Record excerpts ->
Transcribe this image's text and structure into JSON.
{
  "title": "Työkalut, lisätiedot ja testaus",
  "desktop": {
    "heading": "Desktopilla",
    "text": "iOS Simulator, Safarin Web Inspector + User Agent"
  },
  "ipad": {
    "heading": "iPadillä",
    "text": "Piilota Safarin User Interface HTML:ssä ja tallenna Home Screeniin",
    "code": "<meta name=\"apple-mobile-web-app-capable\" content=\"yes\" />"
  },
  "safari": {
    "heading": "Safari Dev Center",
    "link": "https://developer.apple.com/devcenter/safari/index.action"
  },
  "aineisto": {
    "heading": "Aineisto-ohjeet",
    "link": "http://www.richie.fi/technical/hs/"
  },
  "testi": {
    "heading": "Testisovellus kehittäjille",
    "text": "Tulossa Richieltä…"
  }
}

What you have to do ->
Please output every record, keeping each line exact.

The output ->
Transcribe this image's text and structure into JSON.
{
  "title": "Työkalut, lisätiedot ja testaus",
  "desktop": {
    "heading": "Desktopilla",
    "text": "iOS Simulator, Safarin Web Inspector + User Agent"
  },
  "ipad": {
    "heading": "iPadillä",
    "text": "Piilota Safarin User Interface HTML:ssä ja tallenna Home Screeniin",
    "code": "<meta name=\"apple-mobile-web-app-capable\" content=\"yes\" />"
  },
  "safari": {
    "heading": "Safari Dev Center",
    "link": "https://developer.apple.com/devcenter/safari/index.action"
  },
  "aineisto": {
    "heading": "Aineisto-ohjeet",
    "link": "http://www.richie.fi/technical/hs/"
  },
  "testi": {
    "heading": "Testisovellus kehittäjille",
    "text": "Tulossa Richieltä…"
  }
}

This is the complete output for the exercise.